(Items from a data source)
■ ■ ■ ■
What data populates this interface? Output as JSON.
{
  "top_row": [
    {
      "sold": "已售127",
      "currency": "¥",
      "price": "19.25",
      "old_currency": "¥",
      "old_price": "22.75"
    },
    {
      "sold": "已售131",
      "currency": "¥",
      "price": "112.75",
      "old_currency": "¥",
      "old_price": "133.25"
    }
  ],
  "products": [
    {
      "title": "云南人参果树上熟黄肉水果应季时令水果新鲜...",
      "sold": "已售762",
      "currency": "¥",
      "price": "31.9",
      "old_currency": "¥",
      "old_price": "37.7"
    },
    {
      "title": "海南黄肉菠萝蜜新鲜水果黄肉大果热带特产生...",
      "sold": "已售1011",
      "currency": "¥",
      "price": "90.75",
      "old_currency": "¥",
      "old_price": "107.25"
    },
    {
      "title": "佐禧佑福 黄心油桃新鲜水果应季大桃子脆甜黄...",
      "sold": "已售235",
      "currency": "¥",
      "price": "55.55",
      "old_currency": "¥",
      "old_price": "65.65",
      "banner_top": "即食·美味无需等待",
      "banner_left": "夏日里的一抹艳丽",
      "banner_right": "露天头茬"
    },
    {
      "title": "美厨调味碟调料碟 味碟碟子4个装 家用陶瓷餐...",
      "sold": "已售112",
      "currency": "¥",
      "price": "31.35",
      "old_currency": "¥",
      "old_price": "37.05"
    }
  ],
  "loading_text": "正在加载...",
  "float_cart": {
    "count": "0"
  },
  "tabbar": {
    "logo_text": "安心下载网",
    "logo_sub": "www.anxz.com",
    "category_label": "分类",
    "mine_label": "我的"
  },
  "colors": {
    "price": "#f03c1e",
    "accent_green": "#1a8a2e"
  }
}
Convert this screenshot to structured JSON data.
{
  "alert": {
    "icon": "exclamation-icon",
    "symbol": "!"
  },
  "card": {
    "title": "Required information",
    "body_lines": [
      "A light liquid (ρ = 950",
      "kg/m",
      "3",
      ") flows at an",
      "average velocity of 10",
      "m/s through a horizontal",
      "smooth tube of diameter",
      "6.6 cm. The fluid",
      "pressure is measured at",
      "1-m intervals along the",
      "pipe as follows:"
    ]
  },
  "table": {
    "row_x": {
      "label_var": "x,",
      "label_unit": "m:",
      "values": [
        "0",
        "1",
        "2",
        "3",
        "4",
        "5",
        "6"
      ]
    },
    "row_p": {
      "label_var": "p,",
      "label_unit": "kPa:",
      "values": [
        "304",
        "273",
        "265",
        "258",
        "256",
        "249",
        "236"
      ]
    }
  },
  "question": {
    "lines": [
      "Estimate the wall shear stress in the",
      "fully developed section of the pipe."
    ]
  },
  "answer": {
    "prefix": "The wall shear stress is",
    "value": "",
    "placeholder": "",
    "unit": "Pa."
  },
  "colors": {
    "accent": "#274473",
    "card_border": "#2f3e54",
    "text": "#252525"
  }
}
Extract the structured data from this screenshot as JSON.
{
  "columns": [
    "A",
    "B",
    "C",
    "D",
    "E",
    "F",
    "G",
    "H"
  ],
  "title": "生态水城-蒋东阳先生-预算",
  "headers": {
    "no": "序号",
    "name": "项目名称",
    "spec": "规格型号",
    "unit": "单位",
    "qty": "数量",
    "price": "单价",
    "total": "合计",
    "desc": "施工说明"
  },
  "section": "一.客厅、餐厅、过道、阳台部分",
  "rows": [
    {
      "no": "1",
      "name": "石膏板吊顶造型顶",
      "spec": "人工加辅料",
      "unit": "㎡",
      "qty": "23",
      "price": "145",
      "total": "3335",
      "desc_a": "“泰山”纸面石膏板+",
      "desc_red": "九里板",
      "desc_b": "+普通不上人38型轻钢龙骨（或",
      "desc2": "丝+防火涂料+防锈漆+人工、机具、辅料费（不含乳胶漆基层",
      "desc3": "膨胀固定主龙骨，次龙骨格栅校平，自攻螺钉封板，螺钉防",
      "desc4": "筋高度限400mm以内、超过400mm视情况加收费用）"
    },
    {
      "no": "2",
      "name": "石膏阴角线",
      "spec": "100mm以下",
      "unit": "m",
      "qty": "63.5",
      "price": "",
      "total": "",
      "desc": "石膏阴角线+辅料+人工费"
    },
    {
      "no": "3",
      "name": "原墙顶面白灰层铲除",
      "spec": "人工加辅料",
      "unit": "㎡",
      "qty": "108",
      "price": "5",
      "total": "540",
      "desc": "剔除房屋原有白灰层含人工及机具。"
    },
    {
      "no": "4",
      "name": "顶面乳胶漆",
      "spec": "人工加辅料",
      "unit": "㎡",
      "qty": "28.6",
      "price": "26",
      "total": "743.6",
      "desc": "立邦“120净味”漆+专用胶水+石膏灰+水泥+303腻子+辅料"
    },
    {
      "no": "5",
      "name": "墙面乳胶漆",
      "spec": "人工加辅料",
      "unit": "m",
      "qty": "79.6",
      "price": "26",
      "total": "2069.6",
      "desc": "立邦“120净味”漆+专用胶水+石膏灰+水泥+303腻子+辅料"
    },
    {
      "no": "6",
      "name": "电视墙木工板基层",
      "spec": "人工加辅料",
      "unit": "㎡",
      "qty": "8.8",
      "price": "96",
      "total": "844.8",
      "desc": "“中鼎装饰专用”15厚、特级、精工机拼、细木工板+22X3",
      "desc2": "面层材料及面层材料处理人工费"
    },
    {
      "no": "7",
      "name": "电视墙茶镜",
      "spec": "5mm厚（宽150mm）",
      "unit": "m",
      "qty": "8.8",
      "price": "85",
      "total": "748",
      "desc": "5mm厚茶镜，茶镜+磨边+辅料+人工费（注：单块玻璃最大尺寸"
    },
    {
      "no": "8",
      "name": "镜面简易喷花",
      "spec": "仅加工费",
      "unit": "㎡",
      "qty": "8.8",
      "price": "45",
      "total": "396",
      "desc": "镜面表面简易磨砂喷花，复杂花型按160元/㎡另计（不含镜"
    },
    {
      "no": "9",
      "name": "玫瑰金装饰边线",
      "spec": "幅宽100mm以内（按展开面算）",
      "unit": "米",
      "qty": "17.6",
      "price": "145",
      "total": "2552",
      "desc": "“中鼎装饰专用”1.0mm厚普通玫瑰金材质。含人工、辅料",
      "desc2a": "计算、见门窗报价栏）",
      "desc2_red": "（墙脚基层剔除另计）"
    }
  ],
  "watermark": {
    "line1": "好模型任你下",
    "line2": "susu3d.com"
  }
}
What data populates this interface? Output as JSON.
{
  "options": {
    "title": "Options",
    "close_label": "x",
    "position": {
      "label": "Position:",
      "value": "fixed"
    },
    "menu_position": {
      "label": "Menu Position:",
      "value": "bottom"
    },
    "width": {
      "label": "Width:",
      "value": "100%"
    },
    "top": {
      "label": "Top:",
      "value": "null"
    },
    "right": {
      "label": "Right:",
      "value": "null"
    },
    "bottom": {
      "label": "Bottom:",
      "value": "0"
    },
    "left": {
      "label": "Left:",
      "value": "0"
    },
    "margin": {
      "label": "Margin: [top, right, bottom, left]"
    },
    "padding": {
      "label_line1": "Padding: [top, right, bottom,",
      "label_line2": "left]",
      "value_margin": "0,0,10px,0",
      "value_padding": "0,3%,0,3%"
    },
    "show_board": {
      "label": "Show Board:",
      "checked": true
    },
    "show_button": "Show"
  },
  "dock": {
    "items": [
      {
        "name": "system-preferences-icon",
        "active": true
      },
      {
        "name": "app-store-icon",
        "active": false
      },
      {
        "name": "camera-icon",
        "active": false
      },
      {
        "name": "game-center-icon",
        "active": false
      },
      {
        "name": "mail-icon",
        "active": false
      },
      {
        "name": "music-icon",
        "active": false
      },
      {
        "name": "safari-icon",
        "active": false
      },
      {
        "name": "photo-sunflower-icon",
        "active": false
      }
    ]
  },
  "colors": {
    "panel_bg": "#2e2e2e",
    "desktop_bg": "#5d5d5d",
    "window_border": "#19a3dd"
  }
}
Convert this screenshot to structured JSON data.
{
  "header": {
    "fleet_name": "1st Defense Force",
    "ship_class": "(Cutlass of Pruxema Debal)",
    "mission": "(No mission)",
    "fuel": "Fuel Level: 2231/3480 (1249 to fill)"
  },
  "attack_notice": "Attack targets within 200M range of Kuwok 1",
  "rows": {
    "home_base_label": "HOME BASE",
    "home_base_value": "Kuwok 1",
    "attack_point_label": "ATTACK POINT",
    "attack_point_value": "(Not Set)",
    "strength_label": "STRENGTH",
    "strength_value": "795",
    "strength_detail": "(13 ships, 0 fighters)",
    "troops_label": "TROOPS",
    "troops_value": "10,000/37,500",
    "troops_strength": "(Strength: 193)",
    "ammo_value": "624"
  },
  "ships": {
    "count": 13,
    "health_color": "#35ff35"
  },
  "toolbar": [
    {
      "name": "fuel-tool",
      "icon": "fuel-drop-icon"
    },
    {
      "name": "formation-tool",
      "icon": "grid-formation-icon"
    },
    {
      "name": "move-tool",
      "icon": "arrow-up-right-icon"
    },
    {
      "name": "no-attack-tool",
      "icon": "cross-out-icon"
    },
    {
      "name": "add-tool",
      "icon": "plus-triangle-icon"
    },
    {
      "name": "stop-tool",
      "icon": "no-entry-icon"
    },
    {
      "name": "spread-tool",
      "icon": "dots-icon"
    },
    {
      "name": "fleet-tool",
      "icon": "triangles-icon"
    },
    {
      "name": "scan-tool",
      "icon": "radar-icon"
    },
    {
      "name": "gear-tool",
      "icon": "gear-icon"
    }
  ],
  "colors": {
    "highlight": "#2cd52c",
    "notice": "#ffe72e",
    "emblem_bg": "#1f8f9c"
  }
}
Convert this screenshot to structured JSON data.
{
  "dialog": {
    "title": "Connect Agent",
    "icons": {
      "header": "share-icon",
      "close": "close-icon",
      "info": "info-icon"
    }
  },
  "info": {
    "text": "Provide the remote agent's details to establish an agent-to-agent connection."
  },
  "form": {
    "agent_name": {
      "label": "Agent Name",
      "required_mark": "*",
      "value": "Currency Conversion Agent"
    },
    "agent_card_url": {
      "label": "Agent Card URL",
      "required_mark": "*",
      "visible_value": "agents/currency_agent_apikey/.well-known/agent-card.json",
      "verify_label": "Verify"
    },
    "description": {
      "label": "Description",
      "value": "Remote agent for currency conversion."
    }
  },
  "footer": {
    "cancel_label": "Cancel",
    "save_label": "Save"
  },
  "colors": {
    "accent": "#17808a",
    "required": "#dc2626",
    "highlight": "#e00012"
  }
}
■ ■ ■ ■
▶ [WHAT YOU ARE ASKED TO DO]: Search the data for the word "shear" and copy each line where it appears.

▶ [WRITTEN RESPONSE]:
      "Estimate the wall shear stress in the",
    "prefix": "The wall shear stress is",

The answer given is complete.